### SOURCE MATERIAL

┌──

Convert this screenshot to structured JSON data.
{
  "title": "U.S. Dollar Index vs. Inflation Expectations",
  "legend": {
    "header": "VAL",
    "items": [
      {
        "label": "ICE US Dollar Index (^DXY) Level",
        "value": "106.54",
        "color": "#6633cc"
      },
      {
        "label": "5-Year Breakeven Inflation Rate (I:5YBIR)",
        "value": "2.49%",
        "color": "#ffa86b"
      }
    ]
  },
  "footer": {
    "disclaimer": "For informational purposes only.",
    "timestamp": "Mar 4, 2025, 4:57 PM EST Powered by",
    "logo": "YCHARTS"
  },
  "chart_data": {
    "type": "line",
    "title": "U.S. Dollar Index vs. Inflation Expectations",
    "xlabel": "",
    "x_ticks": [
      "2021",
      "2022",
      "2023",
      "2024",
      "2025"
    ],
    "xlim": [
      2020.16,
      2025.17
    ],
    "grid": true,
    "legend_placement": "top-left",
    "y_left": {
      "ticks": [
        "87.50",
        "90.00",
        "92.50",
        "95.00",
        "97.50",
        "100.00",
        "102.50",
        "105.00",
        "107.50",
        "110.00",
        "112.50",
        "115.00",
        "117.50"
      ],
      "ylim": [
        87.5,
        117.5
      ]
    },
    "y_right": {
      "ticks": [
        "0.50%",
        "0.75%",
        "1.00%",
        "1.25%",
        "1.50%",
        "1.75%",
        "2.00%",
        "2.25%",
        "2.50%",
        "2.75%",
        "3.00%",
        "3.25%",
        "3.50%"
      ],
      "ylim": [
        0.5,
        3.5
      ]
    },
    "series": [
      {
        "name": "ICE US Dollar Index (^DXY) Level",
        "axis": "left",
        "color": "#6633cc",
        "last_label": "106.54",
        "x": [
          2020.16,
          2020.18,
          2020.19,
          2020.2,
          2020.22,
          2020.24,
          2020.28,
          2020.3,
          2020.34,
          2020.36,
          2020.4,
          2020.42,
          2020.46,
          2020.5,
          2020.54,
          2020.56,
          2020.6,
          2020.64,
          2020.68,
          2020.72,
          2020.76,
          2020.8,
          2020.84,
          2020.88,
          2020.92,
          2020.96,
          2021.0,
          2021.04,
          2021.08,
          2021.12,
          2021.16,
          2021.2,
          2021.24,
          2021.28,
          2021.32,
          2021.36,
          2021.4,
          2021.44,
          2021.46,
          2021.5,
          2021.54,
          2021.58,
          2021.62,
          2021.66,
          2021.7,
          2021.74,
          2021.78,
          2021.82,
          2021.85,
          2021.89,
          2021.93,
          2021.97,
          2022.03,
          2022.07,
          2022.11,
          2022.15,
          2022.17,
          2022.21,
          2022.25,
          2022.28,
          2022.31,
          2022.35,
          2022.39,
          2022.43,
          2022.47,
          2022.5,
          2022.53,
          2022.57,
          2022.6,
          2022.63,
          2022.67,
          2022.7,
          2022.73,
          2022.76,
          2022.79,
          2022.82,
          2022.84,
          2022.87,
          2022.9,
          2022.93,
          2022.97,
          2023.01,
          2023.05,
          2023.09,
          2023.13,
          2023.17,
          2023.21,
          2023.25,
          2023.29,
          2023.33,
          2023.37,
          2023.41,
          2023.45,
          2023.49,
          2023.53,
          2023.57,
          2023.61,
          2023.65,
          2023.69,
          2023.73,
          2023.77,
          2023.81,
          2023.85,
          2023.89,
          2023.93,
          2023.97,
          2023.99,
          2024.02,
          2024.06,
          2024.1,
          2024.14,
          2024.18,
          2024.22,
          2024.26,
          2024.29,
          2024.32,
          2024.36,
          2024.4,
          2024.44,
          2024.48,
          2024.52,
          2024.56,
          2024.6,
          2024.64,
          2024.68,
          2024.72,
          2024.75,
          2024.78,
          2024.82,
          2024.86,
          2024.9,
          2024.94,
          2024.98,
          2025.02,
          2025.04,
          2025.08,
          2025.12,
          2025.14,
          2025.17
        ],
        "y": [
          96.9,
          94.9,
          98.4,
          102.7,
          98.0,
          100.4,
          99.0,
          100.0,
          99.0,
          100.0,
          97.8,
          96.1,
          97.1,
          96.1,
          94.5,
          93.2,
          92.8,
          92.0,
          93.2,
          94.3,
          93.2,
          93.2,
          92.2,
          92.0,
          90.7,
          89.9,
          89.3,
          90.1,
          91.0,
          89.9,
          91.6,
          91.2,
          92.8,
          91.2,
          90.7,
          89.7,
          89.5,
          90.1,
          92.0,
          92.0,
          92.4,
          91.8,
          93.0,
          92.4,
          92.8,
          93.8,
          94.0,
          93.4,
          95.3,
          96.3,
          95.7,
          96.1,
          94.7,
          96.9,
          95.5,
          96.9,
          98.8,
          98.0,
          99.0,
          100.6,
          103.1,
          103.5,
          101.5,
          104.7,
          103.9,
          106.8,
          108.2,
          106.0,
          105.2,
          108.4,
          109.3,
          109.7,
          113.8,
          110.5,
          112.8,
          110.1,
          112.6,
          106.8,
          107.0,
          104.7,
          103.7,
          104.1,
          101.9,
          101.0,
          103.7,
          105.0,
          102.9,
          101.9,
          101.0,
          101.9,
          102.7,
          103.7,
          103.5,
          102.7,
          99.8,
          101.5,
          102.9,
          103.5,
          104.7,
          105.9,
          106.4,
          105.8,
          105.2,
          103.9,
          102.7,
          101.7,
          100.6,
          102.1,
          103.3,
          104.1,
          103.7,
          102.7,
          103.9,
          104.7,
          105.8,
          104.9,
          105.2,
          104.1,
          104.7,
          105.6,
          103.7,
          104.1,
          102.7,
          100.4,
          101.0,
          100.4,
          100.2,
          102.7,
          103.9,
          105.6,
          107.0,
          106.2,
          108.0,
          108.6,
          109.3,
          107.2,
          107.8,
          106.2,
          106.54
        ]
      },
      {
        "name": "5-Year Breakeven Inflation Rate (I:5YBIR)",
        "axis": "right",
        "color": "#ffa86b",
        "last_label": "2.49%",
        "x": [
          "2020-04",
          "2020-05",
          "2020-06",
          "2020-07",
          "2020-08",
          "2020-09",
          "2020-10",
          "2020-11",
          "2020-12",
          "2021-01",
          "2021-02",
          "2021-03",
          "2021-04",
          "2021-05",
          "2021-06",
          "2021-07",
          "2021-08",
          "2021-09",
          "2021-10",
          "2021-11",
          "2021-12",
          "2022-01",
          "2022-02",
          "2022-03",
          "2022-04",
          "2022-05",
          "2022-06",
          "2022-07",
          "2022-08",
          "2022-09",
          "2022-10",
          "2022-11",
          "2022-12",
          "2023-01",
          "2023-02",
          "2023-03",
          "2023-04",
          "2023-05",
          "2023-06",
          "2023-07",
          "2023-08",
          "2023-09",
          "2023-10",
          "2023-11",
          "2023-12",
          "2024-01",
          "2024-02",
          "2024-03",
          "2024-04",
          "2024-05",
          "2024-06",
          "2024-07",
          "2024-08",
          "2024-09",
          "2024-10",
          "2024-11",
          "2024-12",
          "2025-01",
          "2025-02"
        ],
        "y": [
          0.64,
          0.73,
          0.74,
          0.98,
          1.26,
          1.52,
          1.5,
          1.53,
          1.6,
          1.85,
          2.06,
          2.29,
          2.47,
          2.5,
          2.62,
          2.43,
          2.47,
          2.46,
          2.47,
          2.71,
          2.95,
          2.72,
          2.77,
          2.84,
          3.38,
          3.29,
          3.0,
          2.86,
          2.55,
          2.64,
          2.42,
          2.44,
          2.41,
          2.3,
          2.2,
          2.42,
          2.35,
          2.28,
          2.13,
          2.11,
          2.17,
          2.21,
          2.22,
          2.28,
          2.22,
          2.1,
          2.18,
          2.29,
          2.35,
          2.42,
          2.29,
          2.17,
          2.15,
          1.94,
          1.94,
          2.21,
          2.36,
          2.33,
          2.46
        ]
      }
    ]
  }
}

└──

### DIRECTION
Go through the material and copy out every line with "name" in it.

### THE RESPONSE
        "name": "ICE US Dollar Index (^DXY) Level",
        "name": "5-Year Breakeven Inflation Rate (I:5YBIR)",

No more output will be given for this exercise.